Rows from a dataset —
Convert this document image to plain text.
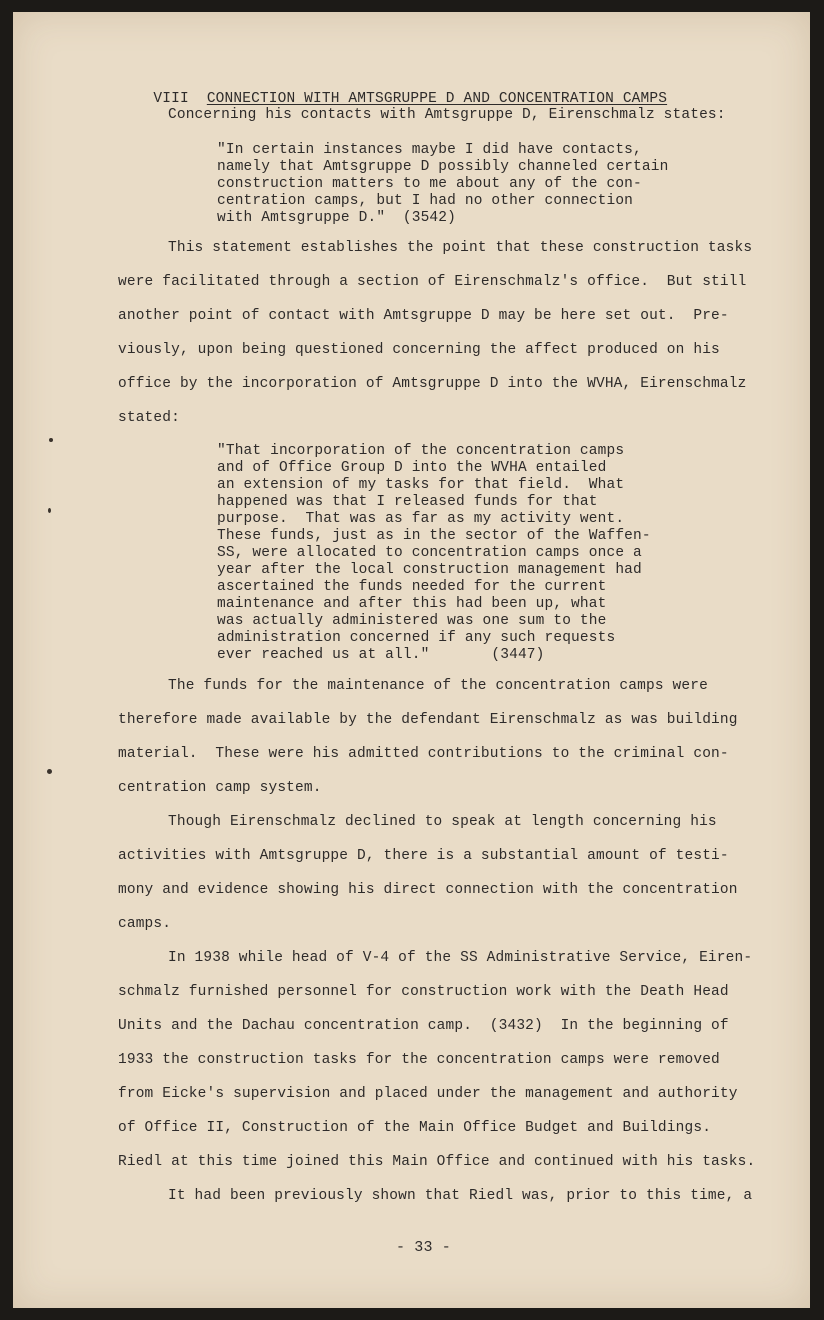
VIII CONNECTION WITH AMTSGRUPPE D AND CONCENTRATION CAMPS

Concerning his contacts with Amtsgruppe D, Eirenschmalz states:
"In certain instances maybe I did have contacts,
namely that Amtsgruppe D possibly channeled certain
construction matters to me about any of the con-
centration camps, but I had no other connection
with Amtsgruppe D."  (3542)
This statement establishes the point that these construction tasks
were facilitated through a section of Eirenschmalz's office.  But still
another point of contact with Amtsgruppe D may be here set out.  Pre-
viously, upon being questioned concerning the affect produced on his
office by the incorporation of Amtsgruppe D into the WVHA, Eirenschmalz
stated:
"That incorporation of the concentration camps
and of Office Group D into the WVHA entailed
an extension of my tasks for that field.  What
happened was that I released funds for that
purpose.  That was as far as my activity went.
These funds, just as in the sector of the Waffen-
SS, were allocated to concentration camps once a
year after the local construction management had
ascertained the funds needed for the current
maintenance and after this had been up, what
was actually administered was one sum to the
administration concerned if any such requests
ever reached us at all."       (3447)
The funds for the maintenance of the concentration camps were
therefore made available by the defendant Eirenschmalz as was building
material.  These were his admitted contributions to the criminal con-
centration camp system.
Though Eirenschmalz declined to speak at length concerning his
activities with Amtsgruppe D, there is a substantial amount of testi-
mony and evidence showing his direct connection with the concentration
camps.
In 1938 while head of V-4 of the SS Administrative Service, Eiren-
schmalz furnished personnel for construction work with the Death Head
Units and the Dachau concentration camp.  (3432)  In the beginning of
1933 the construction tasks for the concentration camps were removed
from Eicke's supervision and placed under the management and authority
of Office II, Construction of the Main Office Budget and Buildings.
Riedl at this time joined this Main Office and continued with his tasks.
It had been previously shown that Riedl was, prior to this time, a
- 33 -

Exercise instructions — Look through the entries above; copy each line where the string "into" appears.

Exercise output —
office by the incorporation of Amtsgruppe D into the WVHA, Eirenschmalz
and of Office Group D into the WVHA entailed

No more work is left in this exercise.